What is asked:
Below you will find a set of lines. Repeat them all exactly.

Available records:
===

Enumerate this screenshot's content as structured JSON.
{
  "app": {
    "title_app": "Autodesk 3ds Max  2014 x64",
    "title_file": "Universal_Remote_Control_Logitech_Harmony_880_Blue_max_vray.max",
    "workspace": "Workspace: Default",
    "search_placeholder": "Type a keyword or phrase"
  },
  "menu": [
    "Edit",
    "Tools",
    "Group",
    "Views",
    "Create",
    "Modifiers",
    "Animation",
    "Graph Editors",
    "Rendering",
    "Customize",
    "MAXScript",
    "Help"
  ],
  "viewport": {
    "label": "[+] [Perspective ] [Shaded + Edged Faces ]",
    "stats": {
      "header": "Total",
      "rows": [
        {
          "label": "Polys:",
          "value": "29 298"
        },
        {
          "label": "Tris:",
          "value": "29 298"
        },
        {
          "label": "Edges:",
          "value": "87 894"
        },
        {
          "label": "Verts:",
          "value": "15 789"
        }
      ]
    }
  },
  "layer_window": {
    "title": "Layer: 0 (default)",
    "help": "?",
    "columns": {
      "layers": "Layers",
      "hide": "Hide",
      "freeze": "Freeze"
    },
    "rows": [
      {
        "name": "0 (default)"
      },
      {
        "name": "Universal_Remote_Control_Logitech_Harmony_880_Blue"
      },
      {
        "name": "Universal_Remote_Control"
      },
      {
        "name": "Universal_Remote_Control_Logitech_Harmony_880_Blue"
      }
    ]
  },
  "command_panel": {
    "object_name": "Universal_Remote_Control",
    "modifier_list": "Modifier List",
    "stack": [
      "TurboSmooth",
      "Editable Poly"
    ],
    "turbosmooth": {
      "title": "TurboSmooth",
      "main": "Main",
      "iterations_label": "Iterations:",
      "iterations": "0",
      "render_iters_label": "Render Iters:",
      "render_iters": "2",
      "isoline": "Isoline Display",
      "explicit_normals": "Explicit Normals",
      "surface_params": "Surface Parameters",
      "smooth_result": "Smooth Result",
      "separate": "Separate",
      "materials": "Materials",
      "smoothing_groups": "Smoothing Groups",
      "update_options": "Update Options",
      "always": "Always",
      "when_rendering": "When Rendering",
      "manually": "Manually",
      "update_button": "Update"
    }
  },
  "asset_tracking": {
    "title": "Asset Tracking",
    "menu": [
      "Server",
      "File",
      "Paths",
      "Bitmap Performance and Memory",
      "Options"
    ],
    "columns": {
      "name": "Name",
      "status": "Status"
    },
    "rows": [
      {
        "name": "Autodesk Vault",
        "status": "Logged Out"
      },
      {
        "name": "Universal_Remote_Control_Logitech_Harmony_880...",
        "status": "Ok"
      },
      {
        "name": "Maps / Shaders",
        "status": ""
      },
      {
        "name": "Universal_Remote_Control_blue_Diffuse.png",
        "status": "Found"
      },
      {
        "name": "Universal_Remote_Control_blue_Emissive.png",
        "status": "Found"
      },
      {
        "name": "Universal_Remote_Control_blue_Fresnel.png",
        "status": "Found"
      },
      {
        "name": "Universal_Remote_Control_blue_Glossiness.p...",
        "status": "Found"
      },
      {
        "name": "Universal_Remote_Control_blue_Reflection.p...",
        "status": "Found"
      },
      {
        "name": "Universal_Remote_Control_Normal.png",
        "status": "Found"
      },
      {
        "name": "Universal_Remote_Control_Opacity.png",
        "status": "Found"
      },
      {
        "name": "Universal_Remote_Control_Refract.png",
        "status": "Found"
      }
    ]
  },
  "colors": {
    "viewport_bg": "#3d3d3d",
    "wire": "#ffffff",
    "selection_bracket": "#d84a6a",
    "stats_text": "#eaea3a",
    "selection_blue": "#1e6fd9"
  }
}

===

Exercise response:
Enumerate this screenshot's content as structured JSON.
{
  "app": {
    "title_app": "Autodesk 3ds Max  2014 x64",
    "title_file": "Universal_Remote_Control_Logitech_Harmony_880_Blue_max_vray.max",
    "workspace": "Workspace: Default",
    "search_placeholder": "Type a keyword or phrase"
  },
  "menu": [
    "Edit",
    "Tools",
    "Group",
    "Views",
    "Create",
    "Modifiers",
    "Animation",
    "Graph Editors",
    "Rendering",
    "Customize",
    "MAXScript",
    "Help"
  ],
  "viewport": {
    "label": "[+] [Perspective ] [Shaded + Edged Faces ]",
    "stats": {
      "header": "Total",
      "rows": [
        {
          "label": "Polys:",
          "value": "29 298"
        },
        {
          "label": "Tris:",
          "value": "29 298"
        },
        {
          "label": "Edges:",
          "value": "87 894"
        },
        {
          "label": "Verts:",
          "value": "15 789"
        }
      ]
    }
  },
  "layer_window": {
    "title": "Layer: 0 (default)",
    "help": "?",
    "columns": {
      "layers": "Layers",
      "hide": "Hide",
      "freeze": "Freeze"
    },
    "rows": [
      {
        "name": "0 (default)"
      },
      {
        "name": "Universal_Remote_Control_Logitech_Harmony_880_Blue"
      },
      {
        "name": "Universal_Remote_Control"
      },
      {
        "name": "Universal_Remote_Control_Logitech_Harmony_880_Blue"
      }
    ]
  },
  "command_panel": {
    "object_name": "Universal_Remote_Control",
    "modifier_list": "Modifier List",
    "stack": [
      "TurboSmooth",
      "Editable Poly"
    ],
    "turbosmooth": {
      "title": "TurboSmooth",
      "main": "Main",
      "iterations_label": "Iterations:",
      "iterations": "0",
      "render_iters_label": "Render Iters:",
      "render_iters": "2",
      "isoline": "Isoline Display",
      "explicit_normals": "Explicit Normals",
      "surface_params": "Surface Parameters",
      "smooth_result": "Smooth Result",
      "separate": "Separate",
      "materials": "Materials",
      "smoothing_groups": "Smoothing Groups",
      "update_options": "Update Options",
      "always": "Always",
      "when_rendering": "When Rendering",
      "manually": "Manually",
      "update_button": "Update"
    }
  },
  "asset_tracking": {
    "title": "Asset Tracking",
    "menu": [
      "Server",
      "File",
      "Paths",
      "Bitmap Performance and Memory",
      "Options"
    ],
    "columns": {
      "name": "Name",
      "status": "Status"
    },
    "rows": [
      {
        "name": "Autodesk Vault",
        "status": "Logged Out"
      },
      {
        "name": "Universal_Remote_Control_Logitech_Harmony_880...",
        "status": "Ok"
      },
      {
        "name": "Maps / Shaders",
        "status": ""
      },
      {
        "name": "Universal_Remote_Control_blue_Diffuse.png",
        "status": "Found"
      },
      {
        "name": "Universal_Remote_Control_blue_Emissive.png",
        "status": "Found"
      },
      {
        "name": "Universal_Remote_Control_blue_Fresnel.png",
        "status": "Found"
      },
      {
        "name": "Universal_Remote_Control_blue_Glossiness.p...",
        "status": "Found"
      },
      {
        "name": "Universal_Remote_Control_blue_Reflection.p...",
        "status": "Found"
      },
      {
        "name": "Universal_Remote_Control_Normal.png",
        "status": "Found"
      },
      {
        "name": "Universal_Remote_Control_Opacity.png",
        "status": "Found"
      },
      {
        "name": "Universal_Remote_Control_Refract.png",
        "status": "Found"
      }
    ]
  },
  "colors": {
    "viewport_bg": "#3d3d3d",
    "wire": "#ffffff",
    "selection_bracket": "#d84a6a",
    "stats_text": "#eaea3a",
    "selection_blue": "#1e6fd9"
  }
}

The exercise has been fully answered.